(Rows from a figure dataset)
┌────────
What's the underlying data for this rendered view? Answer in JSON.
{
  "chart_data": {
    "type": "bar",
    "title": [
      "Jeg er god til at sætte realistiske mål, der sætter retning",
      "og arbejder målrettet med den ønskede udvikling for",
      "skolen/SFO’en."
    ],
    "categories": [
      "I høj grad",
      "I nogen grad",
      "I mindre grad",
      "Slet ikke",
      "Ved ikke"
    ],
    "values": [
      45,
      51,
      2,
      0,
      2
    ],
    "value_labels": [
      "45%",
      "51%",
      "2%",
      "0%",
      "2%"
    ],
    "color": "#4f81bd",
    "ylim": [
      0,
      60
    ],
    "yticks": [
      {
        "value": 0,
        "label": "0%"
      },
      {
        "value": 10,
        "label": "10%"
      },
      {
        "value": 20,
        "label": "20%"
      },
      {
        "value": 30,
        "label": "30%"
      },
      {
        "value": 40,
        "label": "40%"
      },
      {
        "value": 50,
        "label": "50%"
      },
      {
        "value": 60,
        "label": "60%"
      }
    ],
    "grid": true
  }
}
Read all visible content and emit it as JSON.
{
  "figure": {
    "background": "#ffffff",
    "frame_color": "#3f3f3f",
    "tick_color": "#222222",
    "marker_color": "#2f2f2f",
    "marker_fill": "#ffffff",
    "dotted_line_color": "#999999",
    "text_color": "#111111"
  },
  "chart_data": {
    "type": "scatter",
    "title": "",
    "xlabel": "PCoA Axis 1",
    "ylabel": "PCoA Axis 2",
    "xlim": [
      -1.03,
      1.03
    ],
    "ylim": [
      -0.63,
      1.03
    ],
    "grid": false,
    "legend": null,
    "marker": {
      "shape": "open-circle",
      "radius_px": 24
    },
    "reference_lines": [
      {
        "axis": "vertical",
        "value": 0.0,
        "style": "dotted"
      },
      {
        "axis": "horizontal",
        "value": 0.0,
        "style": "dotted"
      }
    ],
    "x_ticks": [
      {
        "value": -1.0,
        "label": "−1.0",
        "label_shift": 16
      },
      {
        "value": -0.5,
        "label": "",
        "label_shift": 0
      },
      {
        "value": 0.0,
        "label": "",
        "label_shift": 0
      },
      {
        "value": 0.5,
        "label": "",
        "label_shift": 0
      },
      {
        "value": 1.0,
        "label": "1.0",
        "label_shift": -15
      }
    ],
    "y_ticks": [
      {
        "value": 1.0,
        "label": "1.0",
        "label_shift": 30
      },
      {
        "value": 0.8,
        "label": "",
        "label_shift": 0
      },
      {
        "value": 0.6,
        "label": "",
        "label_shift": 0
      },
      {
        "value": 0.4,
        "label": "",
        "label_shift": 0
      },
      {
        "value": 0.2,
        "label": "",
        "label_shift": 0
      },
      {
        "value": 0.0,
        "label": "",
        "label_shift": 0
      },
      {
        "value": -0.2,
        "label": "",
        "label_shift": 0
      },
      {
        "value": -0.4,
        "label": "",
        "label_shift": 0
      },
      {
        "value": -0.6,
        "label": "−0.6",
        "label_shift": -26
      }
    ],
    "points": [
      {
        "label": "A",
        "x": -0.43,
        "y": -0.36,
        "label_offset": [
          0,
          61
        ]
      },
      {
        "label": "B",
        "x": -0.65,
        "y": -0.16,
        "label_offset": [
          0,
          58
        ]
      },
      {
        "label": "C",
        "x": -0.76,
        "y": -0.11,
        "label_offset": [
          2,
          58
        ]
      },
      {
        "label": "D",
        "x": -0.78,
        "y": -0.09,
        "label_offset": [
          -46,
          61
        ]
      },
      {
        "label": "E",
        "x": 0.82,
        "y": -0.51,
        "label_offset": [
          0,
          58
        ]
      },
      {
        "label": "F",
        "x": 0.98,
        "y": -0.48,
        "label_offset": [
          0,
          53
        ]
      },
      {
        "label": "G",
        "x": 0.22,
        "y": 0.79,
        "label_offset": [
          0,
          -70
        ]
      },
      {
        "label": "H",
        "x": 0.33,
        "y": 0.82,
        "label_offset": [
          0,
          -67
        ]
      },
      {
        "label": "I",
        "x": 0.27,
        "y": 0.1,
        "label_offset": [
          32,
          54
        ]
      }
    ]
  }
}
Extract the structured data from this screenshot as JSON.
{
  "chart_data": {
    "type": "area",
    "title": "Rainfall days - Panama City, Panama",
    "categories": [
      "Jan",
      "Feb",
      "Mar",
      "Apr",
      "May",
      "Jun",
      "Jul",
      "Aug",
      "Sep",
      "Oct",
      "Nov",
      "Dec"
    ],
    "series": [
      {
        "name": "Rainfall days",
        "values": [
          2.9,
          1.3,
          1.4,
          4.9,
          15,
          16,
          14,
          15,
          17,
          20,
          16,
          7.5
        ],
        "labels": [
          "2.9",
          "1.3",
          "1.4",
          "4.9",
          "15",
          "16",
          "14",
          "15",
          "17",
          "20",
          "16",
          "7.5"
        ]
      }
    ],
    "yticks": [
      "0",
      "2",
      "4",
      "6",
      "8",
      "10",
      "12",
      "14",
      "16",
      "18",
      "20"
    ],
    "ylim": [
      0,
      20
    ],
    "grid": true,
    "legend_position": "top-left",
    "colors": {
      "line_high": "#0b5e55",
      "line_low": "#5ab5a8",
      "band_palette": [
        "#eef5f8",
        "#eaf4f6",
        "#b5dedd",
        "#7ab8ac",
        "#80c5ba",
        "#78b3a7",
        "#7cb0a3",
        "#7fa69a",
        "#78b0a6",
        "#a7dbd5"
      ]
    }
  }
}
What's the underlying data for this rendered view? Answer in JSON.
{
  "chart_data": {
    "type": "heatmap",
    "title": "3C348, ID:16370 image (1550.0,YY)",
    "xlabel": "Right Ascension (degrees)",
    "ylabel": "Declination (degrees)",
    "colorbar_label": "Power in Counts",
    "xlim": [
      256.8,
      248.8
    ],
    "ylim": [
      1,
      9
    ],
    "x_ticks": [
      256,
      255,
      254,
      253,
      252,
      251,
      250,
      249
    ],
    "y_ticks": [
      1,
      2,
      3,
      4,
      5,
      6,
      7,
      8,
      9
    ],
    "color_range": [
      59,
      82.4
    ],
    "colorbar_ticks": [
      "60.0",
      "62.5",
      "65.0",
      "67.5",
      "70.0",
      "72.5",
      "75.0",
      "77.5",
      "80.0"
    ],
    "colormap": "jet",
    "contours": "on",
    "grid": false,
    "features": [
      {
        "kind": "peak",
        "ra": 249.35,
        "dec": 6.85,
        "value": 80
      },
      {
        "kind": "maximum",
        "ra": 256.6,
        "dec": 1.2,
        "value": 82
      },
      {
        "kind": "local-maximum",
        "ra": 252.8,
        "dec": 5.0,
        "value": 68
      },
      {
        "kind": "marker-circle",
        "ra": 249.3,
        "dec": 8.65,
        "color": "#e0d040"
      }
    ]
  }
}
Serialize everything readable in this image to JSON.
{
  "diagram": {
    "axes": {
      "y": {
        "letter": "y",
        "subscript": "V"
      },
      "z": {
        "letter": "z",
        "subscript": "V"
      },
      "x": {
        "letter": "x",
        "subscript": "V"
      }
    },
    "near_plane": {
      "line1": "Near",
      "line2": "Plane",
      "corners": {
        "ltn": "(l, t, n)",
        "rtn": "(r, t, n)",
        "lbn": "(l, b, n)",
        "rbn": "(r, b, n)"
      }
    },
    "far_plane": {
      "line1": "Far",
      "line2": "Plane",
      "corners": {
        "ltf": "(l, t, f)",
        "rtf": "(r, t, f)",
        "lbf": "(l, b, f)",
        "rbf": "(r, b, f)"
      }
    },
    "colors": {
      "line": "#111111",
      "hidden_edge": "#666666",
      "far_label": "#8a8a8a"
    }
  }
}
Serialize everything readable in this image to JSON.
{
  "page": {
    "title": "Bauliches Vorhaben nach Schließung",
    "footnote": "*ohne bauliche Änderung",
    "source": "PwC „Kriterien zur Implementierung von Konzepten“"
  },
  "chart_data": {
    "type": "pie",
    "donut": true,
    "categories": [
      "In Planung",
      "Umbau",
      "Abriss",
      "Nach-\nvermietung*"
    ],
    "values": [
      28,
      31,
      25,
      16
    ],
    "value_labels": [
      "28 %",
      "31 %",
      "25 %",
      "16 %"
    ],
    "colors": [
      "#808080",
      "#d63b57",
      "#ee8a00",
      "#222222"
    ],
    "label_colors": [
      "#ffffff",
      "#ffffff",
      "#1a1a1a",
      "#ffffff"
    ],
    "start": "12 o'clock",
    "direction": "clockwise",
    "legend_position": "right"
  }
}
└────────
* [WRITTEN REQUEST] Which lines of the material contain the string "degrees"? List each of them.

* [SOLUTION FOR THIS PROBLEM]
    "xlabel": "Right Ascension (degrees)",
    "ylabel": "Declination (degrees)",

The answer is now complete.